## Instruction
Go through the material and tally the lines containing the string "color". Give the total alone.
════════
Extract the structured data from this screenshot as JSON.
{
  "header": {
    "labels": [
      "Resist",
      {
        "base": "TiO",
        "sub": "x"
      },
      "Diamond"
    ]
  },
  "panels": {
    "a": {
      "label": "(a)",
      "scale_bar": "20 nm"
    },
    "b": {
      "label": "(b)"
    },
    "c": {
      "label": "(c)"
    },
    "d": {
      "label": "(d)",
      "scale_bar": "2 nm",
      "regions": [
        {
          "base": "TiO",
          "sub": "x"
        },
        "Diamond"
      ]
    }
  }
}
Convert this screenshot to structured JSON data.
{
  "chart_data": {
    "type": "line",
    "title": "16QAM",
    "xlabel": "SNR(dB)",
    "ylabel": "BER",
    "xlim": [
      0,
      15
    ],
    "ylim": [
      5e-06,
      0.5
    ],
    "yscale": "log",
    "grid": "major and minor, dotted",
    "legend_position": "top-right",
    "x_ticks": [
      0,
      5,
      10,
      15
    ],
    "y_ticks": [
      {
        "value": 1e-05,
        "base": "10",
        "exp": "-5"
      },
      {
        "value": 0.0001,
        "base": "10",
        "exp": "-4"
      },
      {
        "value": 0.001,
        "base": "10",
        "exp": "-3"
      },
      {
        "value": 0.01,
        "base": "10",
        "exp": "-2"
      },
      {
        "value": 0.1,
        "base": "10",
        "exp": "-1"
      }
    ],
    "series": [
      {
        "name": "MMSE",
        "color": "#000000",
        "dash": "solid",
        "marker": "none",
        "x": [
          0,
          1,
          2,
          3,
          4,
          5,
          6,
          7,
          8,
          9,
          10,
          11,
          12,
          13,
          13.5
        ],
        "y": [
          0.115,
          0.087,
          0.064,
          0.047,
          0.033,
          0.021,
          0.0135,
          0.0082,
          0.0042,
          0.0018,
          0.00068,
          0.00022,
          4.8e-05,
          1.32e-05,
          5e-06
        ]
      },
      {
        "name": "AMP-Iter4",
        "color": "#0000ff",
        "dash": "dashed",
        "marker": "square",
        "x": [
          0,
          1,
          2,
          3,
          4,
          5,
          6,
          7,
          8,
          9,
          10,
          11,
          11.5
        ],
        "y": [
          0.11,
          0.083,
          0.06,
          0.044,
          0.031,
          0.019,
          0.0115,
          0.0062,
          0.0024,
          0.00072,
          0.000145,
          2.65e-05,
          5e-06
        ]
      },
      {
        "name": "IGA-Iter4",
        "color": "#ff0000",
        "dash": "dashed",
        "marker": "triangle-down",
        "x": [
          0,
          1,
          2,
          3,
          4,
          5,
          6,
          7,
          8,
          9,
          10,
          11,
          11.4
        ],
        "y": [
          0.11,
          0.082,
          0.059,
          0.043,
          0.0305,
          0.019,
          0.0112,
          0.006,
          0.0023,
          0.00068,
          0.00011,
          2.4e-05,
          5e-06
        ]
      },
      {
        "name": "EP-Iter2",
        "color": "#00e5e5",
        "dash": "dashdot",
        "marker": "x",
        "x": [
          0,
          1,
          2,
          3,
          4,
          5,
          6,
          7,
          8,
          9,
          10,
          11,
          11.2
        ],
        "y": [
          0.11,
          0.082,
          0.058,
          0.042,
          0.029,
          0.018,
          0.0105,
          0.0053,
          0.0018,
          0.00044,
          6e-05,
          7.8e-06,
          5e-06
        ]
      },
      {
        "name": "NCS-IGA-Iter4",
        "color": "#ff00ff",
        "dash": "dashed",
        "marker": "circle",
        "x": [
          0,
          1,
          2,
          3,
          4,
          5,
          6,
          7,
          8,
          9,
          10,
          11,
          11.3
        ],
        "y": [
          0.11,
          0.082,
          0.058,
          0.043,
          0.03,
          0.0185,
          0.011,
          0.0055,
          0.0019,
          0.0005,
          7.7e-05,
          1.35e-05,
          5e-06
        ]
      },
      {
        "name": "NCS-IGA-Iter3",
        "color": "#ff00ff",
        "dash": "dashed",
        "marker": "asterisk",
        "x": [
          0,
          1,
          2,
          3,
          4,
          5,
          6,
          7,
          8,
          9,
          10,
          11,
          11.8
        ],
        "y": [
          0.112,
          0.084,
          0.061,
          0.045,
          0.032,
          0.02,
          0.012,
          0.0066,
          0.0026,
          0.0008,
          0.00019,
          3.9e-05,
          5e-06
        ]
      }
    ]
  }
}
════════
## The answer
6